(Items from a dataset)
++++++++++++++++++++

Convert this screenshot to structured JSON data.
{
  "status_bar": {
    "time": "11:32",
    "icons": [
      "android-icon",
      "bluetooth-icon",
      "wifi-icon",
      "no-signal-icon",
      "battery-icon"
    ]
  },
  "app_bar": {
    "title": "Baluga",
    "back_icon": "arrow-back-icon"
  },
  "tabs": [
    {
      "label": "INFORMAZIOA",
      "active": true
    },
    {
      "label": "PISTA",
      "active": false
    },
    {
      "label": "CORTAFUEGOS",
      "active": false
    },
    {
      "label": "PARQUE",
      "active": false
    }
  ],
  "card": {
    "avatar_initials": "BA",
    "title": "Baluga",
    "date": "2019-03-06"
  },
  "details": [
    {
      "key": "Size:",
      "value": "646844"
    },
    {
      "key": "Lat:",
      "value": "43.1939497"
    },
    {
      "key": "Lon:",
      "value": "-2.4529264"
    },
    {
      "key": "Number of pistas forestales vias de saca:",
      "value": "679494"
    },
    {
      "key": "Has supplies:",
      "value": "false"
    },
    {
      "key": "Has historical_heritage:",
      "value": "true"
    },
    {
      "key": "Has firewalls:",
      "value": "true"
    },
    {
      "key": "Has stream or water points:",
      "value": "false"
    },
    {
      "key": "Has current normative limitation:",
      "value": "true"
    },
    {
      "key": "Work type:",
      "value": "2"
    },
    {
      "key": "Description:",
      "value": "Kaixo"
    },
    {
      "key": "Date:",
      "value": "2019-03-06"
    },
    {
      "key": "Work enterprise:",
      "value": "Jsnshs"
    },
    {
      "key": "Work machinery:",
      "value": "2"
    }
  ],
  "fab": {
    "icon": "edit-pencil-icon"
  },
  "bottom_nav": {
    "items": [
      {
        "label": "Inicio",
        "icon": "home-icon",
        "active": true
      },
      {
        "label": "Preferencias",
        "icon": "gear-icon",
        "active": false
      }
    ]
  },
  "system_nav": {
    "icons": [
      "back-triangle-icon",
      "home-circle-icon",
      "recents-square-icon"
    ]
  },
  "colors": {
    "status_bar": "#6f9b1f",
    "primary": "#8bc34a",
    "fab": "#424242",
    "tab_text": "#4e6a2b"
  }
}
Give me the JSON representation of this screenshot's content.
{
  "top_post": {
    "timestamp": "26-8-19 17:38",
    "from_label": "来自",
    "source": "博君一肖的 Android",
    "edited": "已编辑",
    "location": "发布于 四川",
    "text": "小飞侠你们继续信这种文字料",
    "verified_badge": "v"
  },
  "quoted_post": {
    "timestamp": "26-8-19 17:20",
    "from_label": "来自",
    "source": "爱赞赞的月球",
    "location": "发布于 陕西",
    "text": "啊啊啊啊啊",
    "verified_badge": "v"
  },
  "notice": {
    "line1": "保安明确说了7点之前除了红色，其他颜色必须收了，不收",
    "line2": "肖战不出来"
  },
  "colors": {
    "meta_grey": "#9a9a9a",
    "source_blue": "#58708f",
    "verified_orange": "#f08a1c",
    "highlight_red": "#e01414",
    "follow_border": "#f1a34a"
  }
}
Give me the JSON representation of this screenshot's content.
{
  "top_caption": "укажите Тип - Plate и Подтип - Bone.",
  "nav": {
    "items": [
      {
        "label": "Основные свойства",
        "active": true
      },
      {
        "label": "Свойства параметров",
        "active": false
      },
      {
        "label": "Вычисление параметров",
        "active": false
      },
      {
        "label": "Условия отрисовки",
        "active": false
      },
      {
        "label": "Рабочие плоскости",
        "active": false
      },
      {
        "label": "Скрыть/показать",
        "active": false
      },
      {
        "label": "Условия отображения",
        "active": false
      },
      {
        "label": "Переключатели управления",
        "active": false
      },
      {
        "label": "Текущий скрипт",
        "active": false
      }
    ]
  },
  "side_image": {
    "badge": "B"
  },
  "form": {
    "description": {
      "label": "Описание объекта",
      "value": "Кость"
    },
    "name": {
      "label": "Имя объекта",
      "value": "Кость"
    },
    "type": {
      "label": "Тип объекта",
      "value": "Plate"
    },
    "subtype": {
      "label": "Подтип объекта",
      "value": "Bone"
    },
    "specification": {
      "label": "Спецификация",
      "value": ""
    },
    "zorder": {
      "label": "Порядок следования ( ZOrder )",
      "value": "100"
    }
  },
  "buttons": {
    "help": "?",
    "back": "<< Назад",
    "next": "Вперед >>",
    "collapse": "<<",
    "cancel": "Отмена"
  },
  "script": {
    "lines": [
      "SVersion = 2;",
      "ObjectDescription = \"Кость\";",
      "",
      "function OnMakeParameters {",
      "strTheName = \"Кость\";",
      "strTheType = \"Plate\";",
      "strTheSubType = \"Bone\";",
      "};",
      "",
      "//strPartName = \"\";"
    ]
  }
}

++++++++++++++++++++

Restate all of the entries above precisely.

Convert this screenshot to structured JSON data.
{
  "status_bar": {
    "time": "11:32",
    "icons": [
      "android-icon",
      "bluetooth-icon",
      "wifi-icon",
      "no-signal-icon",
      "battery-icon"
    ]
  },
  "app_bar": {
    "title": "Baluga",
    "back_icon": "arrow-back-icon"
  },
  "tabs": [
    {
      "label": "INFORMAZIOA",
      "active": true
    },
    {
      "label": "PISTA",
      "active": false
    },
    {
      "label": "CORTAFUEGOS",
      "active": false
    },
    {
      "label": "PARQUE",
      "active": false
    }
  ],
  "card": {
    "avatar_initials": "BA",
    "title": "Baluga",
    "date": "2019-03-06"
  },
  "details": [
    {
      "key": "Size:",
      "value": "646844"
    },
    {
      "key": "Lat:",
      "value": "43.1939497"
    },
    {
      "key": "Lon:",
      "value": "-2.4529264"
    },
    {
      "key": "Number of pistas forestales vias de saca:",
      "value": "679494"
    },
    {
      "key": "Has supplies:",
      "value": "false"
    },
    {
      "key": "Has historical_heritage:",
      "value": "true"
    },
    {
      "key": "Has firewalls:",
      "value": "true"
    },
    {
      "key": "Has stream or water points:",
      "value": "false"
    },
    {
      "key": "Has current normative limitation:",
      "value": "true"
    },
    {
      "key": "Work type:",
      "value": "2"
    },
    {
      "key": "Description:",
      "value": "Kaixo"
    },
    {
      "key": "Date:",
      "value": "2019-03-06"
    },
    {
      "key": "Work enterprise:",
      "value": "Jsnshs"
    },
    {
      "key": "Work machinery:",
      "value": "2"
    }
  ],
  "fab": {
    "icon": "edit-pencil-icon"
  },
  "bottom_nav": {
    "items": [
      {
        "label": "Inicio",
        "icon": "home-icon",
        "active": true
      },
      {
        "label": "Preferencias",
        "icon": "gear-icon",
        "active": false
      }
    ]
  },
  "system_nav": {
    "icons": [
      "back-triangle-icon",
      "home-circle-icon",
      "recents-square-icon"
    ]
  },
  "colors": {
    "status_bar": "#6f9b1f",
    "primary": "#8bc34a",
    "fab": "#424242",
    "tab_text": "#4e6a2b"
  }
}
Give me the JSON representation of this screenshot's content.
{
  "top_post": {
    "timestamp": "26-8-19 17:38",
    "from_label": "来自",
    "source": "博君一肖的 Android",
    "edited": "已编辑",
    "location": "发布于 四川",
    "text": "小飞侠你们继续信这种文字料",
    "verified_badge": "v"
  },
  "quoted_post": {
    "timestamp": "26-8-19 17:20",
    "from_label": "来自",
    "source": "爱赞赞的月球",
    "location": "发布于 陕西",
    "text": "啊啊啊啊啊",
    "verified_badge": "v"
  },
  "notice": {
    "line1": "保安明确说了7点之前除了红色，其他颜色必须收了，不收",
    "line2": "肖战不出来"
  },
  "colors": {
    "meta_grey": "#9a9a9a",
    "source_blue": "#58708f",
    "verified_orange": "#f08a1c",
    "highlight_red": "#e01414",
    "follow_border": "#f1a34a"
  }
}
Give me the JSON representation of this screenshot's content.
{
  "top_caption": "укажите Тип - Plate и Подтип - Bone.",
  "nav": {
    "items": [
      {
        "label": "Основные свойства",
        "active": true
      },
      {
        "label": "Свойства параметров",
        "active": false
      },
      {
        "label": "Вычисление параметров",
        "active": false
      },
      {
        "label": "Условия отрисовки",
        "active": false
      },
      {
        "label": "Рабочие плоскости",
        "active": false
      },
      {
        "label": "Скрыть/показать",
        "active": false
      },
      {
        "label": "Условия отображения",
        "active": false
      },
      {
        "label": "Переключатели управления",
        "active": false
      },
      {
        "label": "Текущий скрипт",
        "active": false
      }
    ]
  },
  "side_image": {
    "badge": "B"
  },
  "form": {
    "description": {
      "label": "Описание объекта",
      "value": "Кость"
    },
    "name": {
      "label": "Имя объекта",
      "value": "Кость"
    },
    "type": {
      "label": "Тип объекта",
      "value": "Plate"
    },
    "subtype": {
      "label": "Подтип объекта",
      "value": "Bone"
    },
    "specification": {
      "label": "Спецификация",
      "value": ""
    },
    "zorder": {
      "label": "Порядок следования ( ZOrder )",
      "value": "100"
    }
  },
  "buttons": {
    "help": "?",
    "back": "<< Назад",
    "next": "Вперед >>",
    "collapse": "<<",
    "cancel": "Отмена"
  },
  "script": {
    "lines": [
      "SVersion = 2;",
      "ObjectDescription = \"Кость\";",
      "",
      "function OnMakeParameters {",
      "strTheName = \"Кость\";",
      "strTheType = \"Plate\";",
      "strTheSubType = \"Bone\";",
      "};",
      "",
      "//strPartName = \"\";"
    ]
  }
}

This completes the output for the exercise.